■ Stated exercise:
Each line of the listing must be transcribed exactly, except for the images, which should be excluded.

[Stored data]
════════
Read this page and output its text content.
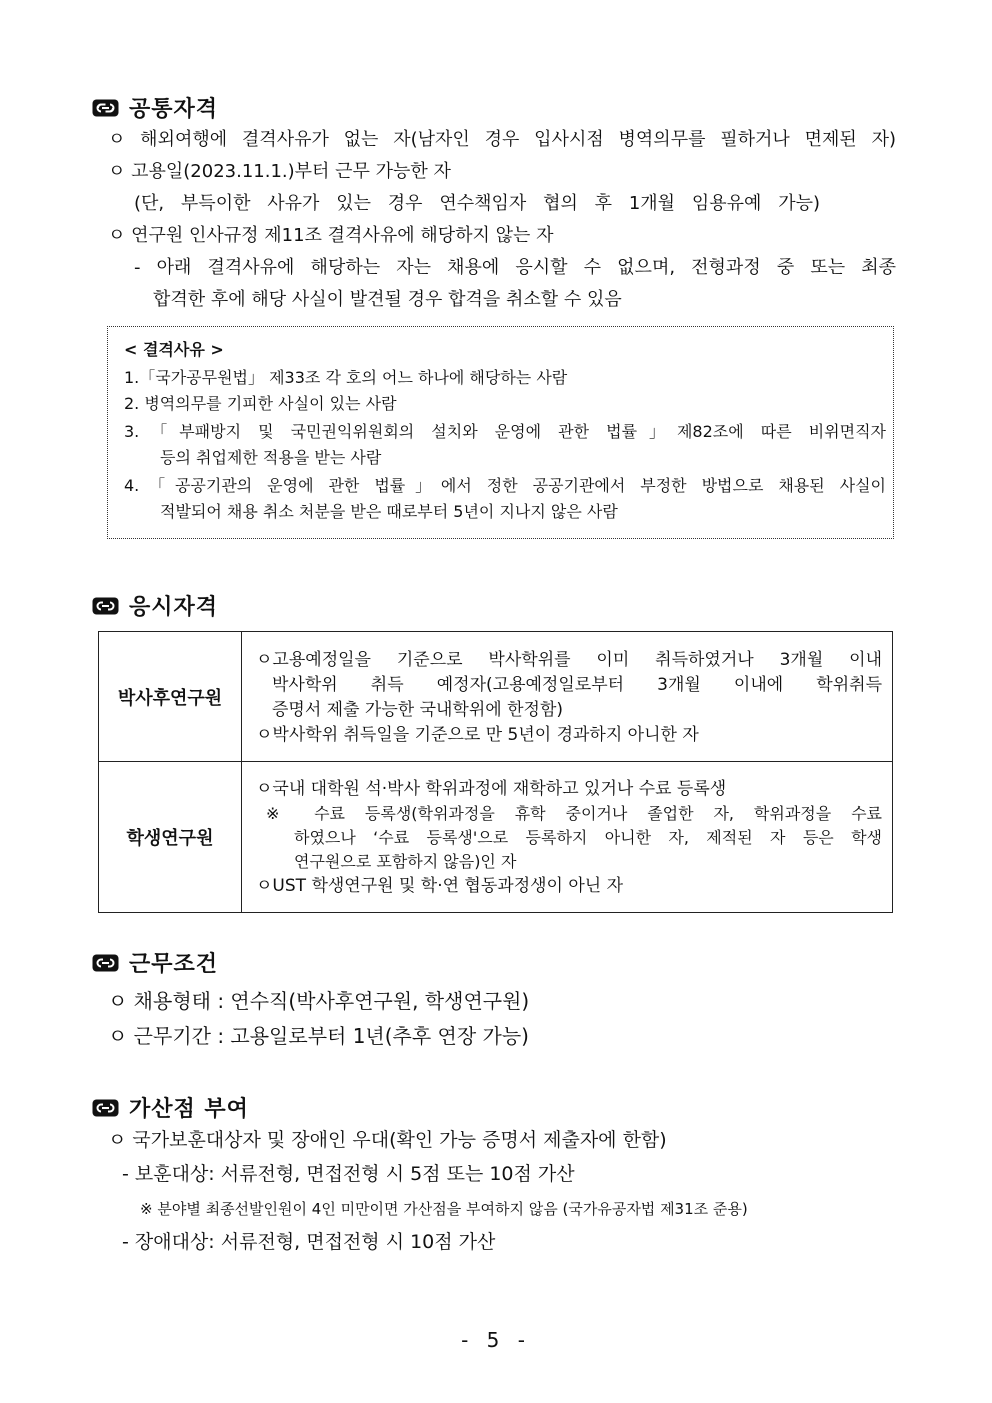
공통자격
ㅇ 해외여행에 결격사유가 없는 자(남자인 경우 입사시점 병역의무를 필하거나 면제된 자)
ㅇ 고용일(2023.11.1.)부터 근무 가능한 자
(단, 부득이한 사유가 있는 경우 연수책임자 협의 후 1개월 임용유예 가능)
ㅇ 연구원 인사규정 제11조 결격사유에 해당하지 않는 자
- 아래 결격사유에 해당하는 자는 채용에 응시할 수 없으며, 전형과정 중 또는 최종
합격한 후에 해당 사실이 발견될 경우 합격을 취소할 수 있음
< 결격사유 >
1.「국가공무원법」 제33조 각 호의 어느 하나에 해당하는 사람
2. 병역의무를 기피한 사실이 있는 사람
3.「부패방지 및 국민권익위원회의 설치와 운영에 관한 법률」제82조에 따른 비위면직자
등의 취업제한 적용을 받는 사람
4.「공공기관의 운영에 관한 법률」에서 정한 공공기관에서 부정한 방법으로 채용된 사실이
적발되어 채용 취소 처분을 받은 때로부터 5년이 지나지 않은 사람
응시자격
박사후연구원	ㅇ고용예정일을 기준으로 박사학위를 이미 취득하였거나 3개월 이내
박사학위 취득 예정자(고용예정일로부터 3개월 이내에 학위취득
증명서 제출 가능한 국내학위에 한정함)
ㅇ박사학위 취득일을 기준으로 만 5년이 경과하지 아니한 자

학생연구원	ㅇ국내 대학원 석·박사 학위과정에 재학하고 있거나 수료 등록생
※ 수료 등록생(학위과정을 휴학 중이거나 졸업한 자, 학위과정을 수료
하였으나 ‘수료 등록생'으로 등록하지 아니한 자, 제적된 자 등은 학생
연구원으로 포함하지 않음)인 자
ㅇUST 학생연구원 및 학·연 협동과정생이 아닌 자
근무조건
ㅇ 채용형태 : 연수직(박사후연구원, 학생연구원)
ㅇ 근무기간 : 고용일로부터 1년(추후 연장 가능)
가산점 부여
ㅇ 국가보훈대상자 및 장애인 우대(확인 가능 증명서 제출자에 한함)
- 보훈대상: 서류전형, 면접전형 시 5점 또는 10점 가산
※ 분야별 최종선발인원이 4인 미만이면 가산점을 부여하지 않음 (국가유공자법 제31조 준용)
- 장애대상: 서류전형, 면접전형 시 10점 가산
- 5 -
════════
■ Correct output:
Read this page and output its text content.
공통자격
ㅇ 해외여행에 결격사유가 없는 자(남자인 경우 입사시점 병역의무를 필하거나 면제된 자)
ㅇ 고용일(2023.11.1.)부터 근무 가능한 자
(단, 부득이한 사유가 있는 경우 연수책임자 협의 후 1개월 임용유예 가능)
ㅇ 연구원 인사규정 제11조 결격사유에 해당하지 않는 자
- 아래 결격사유에 해당하는 자는 채용에 응시할 수 없으며, 전형과정 중 또는 최종
합격한 후에 해당 사실이 발견될 경우 합격을 취소할 수 있음
< 결격사유 >
1.「국가공무원법」 제33조 각 호의 어느 하나에 해당하는 사람
2. 병역의무를 기피한 사실이 있는 사람
3.「부패방지 및 국민권익위원회의 설치와 운영에 관한 법률」제82조에 따른 비위면직자
등의 취업제한 적용을 받는 사람
4.「공공기관의 운영에 관한 법률」에서 정한 공공기관에서 부정한 방법으로 채용된 사실이
적발되어 채용 취소 처분을 받은 때로부터 5년이 지나지 않은 사람
응시자격
박사후연구원	ㅇ고용예정일을 기준으로 박사학위를 이미 취득하였거나 3개월 이내
박사학위 취득 예정자(고용예정일로부터 3개월 이내에 학위취득
증명서 제출 가능한 국내학위에 한정함)
ㅇ박사학위 취득일을 기준으로 만 5년이 경과하지 아니한 자

학생연구원	ㅇ국내 대학원 석·박사 학위과정에 재학하고 있거나 수료 등록생
※ 수료 등록생(학위과정을 휴학 중이거나 졸업한 자, 학위과정을 수료
하였으나 ‘수료 등록생'으로 등록하지 아니한 자, 제적된 자 등은 학생
연구원으로 포함하지 않음)인 자
ㅇUST 학생연구원 및 학·연 협동과정생이 아닌 자
근무조건
ㅇ 채용형태 : 연수직(박사후연구원, 학생연구원)
ㅇ 근무기간 : 고용일로부터 1년(추후 연장 가능)
가산점 부여
ㅇ 국가보훈대상자 및 장애인 우대(확인 가능 증명서 제출자에 한함)
- 보훈대상: 서류전형, 면접전형 시 5점 또는 10점 가산
※ 분야별 최종선발인원이 4인 미만이면 가산점을 부여하지 않음 (국가유공자법 제31조 준용)
- 장애대상: 서류전형, 면접전형 시 10점 가산
- 5 -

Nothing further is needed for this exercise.